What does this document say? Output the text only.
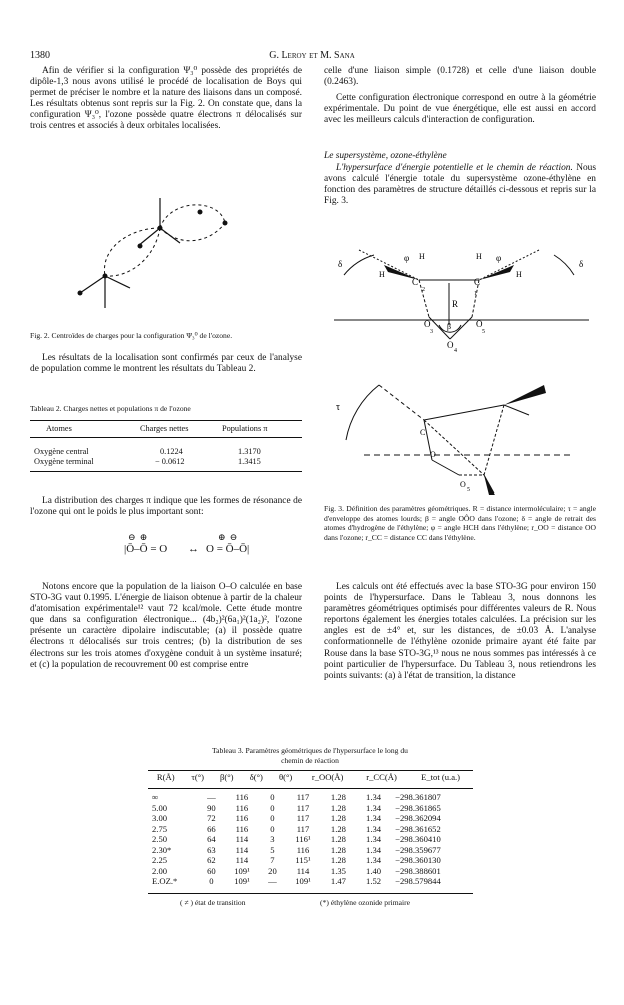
1380	G. Leroy et M. Sana

Afin de vérifier si la configuration Ψ₃⁰ possède des propriétés de dipôle-1,3 nous avons utilisé le procédé de localisation de Boys qui permet de préciser le nombre et la nature des liaisons dans un composé. Les résultats obtenus sont repris sur la Fig. 2. On constate que, dans la configuration Ψ₃⁰, l'ozone possède quatre électrons π délocalisés sur trois centres et associés à deux orbitales localisées.

Fig. 2. Centroïdes de charges pour la configuration Ψ₃⁰ de l'ozone.

Les résultats de la localisation sont confirmés par ceux de l'analyse de population comme le montrent les résultats du Tableau 2.

Tableau 2. Charges nettes et populations π de l'ozone
Atomes	Charges nettes	Populations π
Oxygène central	0.1224	1.3170
Oxygène terminal	− 0.0612	1.3415

La distribution des charges π indique que les formes de résonance de l'ozone qui ont le poids le plus important sont:

⊖ ⊕	⊕ ⊖
|Ō–Ō = O ↔ O = Ō–Ō|

Notons encore que la population de la liaison O–O calculée en base STO-3G vaut 0.1995. L'énergie de liaison obtenue à partir de la chaleur d'atomisation expérimentale¹² vaut 72 kcal/mole. Cette étude montre que dans sa configuration électronique... (4b₂)²(6a₁)²(1a₂)², l'ozone présente un caractère dipolaire indiscutable; (a) il possède quatre électrons π délocalisés sur trois centres; (b) la distribution de ses électrons sur les trois atomes d'oxygène conduit à un système insaturé; et (c) la population de recouvrement 00 est comprise entre

celle d'une liaison simple (0.1728) et celle d'une liaison double (0.2463).

Cette configuration électronique correspond en outre à la géométrie expérimentale. Du point de vue énergétique, elle est aussi en accord avec les meilleurs calculs d'interaction de configuration.

Le supersystème, ozone-éthylène

L'hypersurface d'énergie potentielle et le chemin de réaction. Nous avons calculé l'énergie totale du supersystème ozone-éthylène en fonction des paramètres de structure détaillés ci-dessous et repris sur la Fig. 3.

δ	δ
φ	φ
H
H	H
H
C
2
C
1
R
O
3
O
4
O
5
β
τ
C
O
O
5
Fig. 3. Définition des paramètres géométriques. R = distance intermoléculaire; τ = angle d'enveloppe des atomes lourds; β = angle OÔO dans l'ozone; δ = angle de retrait des atomes d'hydrogène de l'éthylène; φ = angle HCH dans l'éthylène; r_OO = distance OO dans l'ozone; r_CC = distance CC dans l'éthylène.

Les calculs ont été effectués avec la base STO-3G pour environ 150 points de l'hypersurface. Dans le Tableau 3, nous donnons les paramètres géométriques optimisés pour différentes valeurs de R. Nous reportons également les énergies totales calculées. La précision sur les angles est de ±4° et, sur les distances, de ±0.03 Å. L'analyse conformationnelle de l'éthylène ozonide primaire ayant été faite par Rouse dans la base STO-3G,¹³ nous ne nous sommes pas intéressés à ce point particulier de l'hypersurface. Du Tableau 3, nous retiendrons les points suivants: (a) à l'état de transition, la distance

Tableau 3. Paramètres géométriques de l'hypersurface le long du
chemin de réaction
R(Å)	τ(°)	β(°)	δ(°)	θ(°)	r_OO(Å)	r_CC(Å)	E_tot (u.a.)
∞	—	116	0	117	1.28	1.34	−298.361807
5.00	90	116	0	117	1.28	1.34	−298.361865
3.00	72	116	0	117	1.28	1.34	−298.362094
2.75	66	116	0	117	1.28	1.34	−298.361652
2.50	64	114	3	116¹	1.28	1.34	−298.360410
2.30*	63	114	5	116	1.28	1.34	−298.359677
2.25	62	114	7	115¹	1.28	1.34	−298.360130
2.00	60	109¹	20	114	1.35	1.40	−298.388601
E.OZ.*	0	109¹	—	109¹	1.47	1.52	−298.579844
( ≠ ) état de transition	(*) éthylène ozonide primaire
_ _ _ _ _
Omit all pictures while transcribing the entries verbatim.

**THE RESULT:**
What does this document say? Output the text only.
1380	G. Leroy et M. Sana

Afin de vérifier si la configuration Ψ₃⁰ possède des propriétés de dipôle-1,3 nous avons utilisé le procédé de localisation de Boys qui permet de préciser le nombre et la nature des liaisons dans un composé. Les résultats obtenus sont repris sur la Fig. 2. On constate que, dans la configuration Ψ₃⁰, l'ozone possède quatre électrons π délocalisés sur trois centres et associés à deux orbitales localisées.

Fig. 2. Centroïdes de charges pour la configuration Ψ₃⁰ de l'ozone.

Les résultats de la localisation sont confirmés par ceux de l'analyse de population comme le montrent les résultats du Tableau 2.

Tableau 2. Charges nettes et populations π de l'ozone
Atomes	Charges nettes	Populations π
Oxygène central	0.1224	1.3170
Oxygène terminal	− 0.0612	1.3415

La distribution des charges π indique que les formes de résonance de l'ozone qui ont le poids le plus important sont:

⊖ ⊕	⊕ ⊖
|Ō–Ō = O ↔ O = Ō–Ō|

Notons encore que la population de la liaison O–O calculée en base STO-3G vaut 0.1995. L'énergie de liaison obtenue à partir de la chaleur d'atomisation expérimentale¹² vaut 72 kcal/mole. Cette étude montre que dans sa configuration électronique... (4b₂)²(6a₁)²(1a₂)², l'ozone présente un caractère dipolaire indiscutable; (a) il possède quatre électrons π délocalisés sur trois centres; (b) la distribution de ses électrons sur les trois atomes d'oxygène conduit à un système insaturé; et (c) la population de recouvrement 00 est comprise entre

celle d'une liaison simple (0.1728) et celle d'une liaison double (0.2463).

Cette configuration électronique correspond en outre à la géométrie expérimentale. Du point de vue énergétique, elle est aussi en accord avec les meilleurs calculs d'interaction de configuration.

Le supersystème, ozone-éthylène

L'hypersurface d'énergie potentielle et le chemin de réaction. Nous avons calculé l'énergie totale du supersystème ozone-éthylène en fonction des paramètres de structure détaillés ci-dessous et repris sur la Fig. 3.

δ	δ
φ	φ
H
H	H
H
C
2
C
1
R
O
3
O
4
O
5
β
τ
C
O
O
5
Fig. 3. Définition des paramètres géométriques. R = distance intermoléculaire; τ = angle d'enveloppe des atomes lourds; β = angle OÔO dans l'ozone; δ = angle de retrait des atomes d'hydrogène de l'éthylène; φ = angle HCH dans l'éthylène; r_OO = distance OO dans l'ozone; r_CC = distance CC dans l'éthylène.

Les calculs ont été effectués avec la base STO-3G pour environ 150 points de l'hypersurface. Dans le Tableau 3, nous donnons les paramètres géométriques optimisés pour différentes valeurs de R. Nous reportons également les énergies totales calculées. La précision sur les angles est de ±4° et, sur les distances, de ±0.03 Å. L'analyse conformationnelle de l'éthylène ozonide primaire ayant été faite par Rouse dans la base STO-3G,¹³ nous ne nous sommes pas intéressés à ce point particulier de l'hypersurface. Du Tableau 3, nous retiendrons les points suivants: (a) à l'état de transition, la distance

Tableau 3. Paramètres géométriques de l'hypersurface le long du
chemin de réaction
R(Å)	τ(°)	β(°)	δ(°)	θ(°)	r_OO(Å)	r_CC(Å)	E_tot (u.a.)
∞	—	116	0	117	1.28	1.34	−298.361807
5.00	90	116	0	117	1.28	1.34	−298.361865
3.00	72	116	0	117	1.28	1.34	−298.362094
2.75	66	116	0	117	1.28	1.34	−298.361652
2.50	64	114	3	116¹	1.28	1.34	−298.360410
2.30*	63	114	5	116	1.28	1.34	−298.359677
2.25	62	114	7	115¹	1.28	1.34	−298.360130
2.00	60	109¹	20	114	1.35	1.40	−298.388601
E.OZ.*	0	109¹	—	109¹	1.47	1.52	−298.579844
( ≠ ) état de transition	(*) éthylène ozonide primaire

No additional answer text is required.